_Prompt_
Give the number of lines holding the string "giới", and nothing else.

• • •

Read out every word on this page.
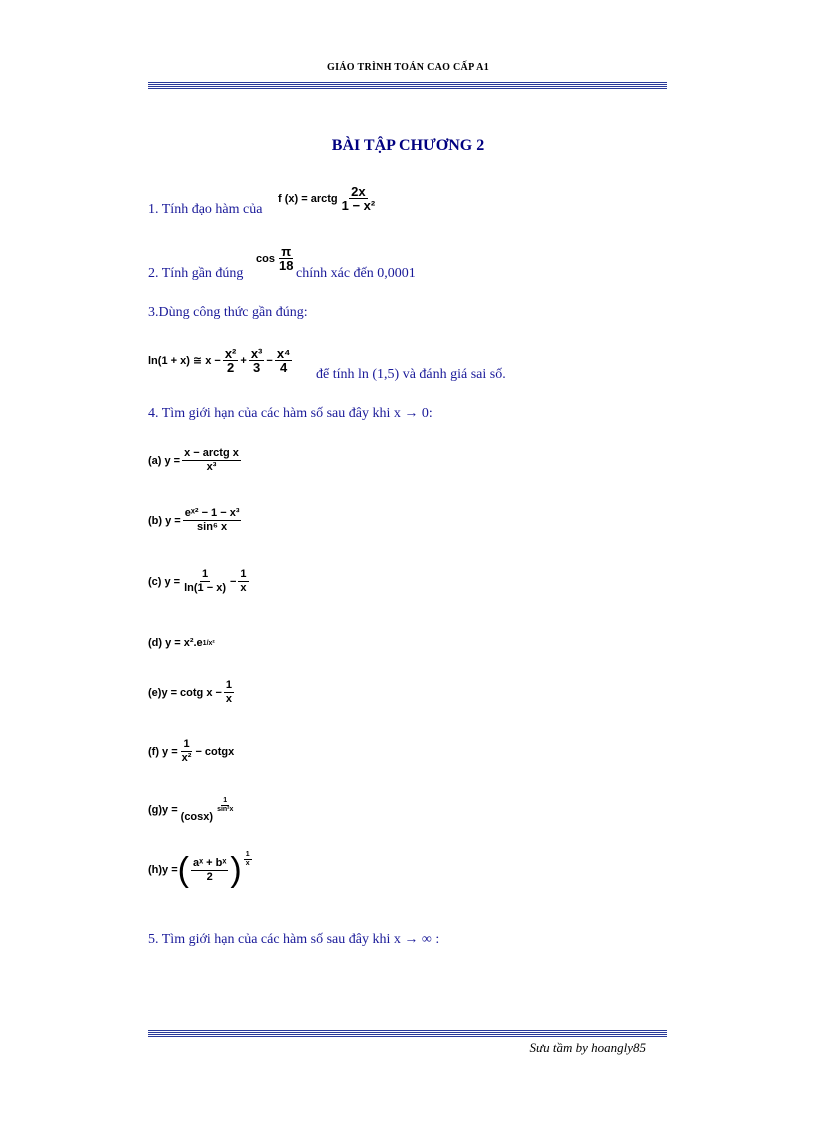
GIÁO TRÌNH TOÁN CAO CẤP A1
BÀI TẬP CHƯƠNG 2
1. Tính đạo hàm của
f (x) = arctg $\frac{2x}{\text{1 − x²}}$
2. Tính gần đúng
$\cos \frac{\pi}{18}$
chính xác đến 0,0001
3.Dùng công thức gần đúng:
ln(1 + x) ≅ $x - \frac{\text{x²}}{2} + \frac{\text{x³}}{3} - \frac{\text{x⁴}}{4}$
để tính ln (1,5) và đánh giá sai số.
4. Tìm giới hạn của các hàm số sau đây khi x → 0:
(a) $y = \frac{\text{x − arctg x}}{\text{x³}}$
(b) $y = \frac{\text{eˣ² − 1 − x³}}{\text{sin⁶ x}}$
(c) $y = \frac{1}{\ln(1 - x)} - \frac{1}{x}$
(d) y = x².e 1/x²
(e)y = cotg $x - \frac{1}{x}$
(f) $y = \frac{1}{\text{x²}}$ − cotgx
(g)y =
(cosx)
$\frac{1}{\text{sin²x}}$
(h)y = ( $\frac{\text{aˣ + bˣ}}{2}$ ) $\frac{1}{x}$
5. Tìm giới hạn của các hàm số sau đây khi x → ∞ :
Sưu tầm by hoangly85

• • •

_Solution to this task_
2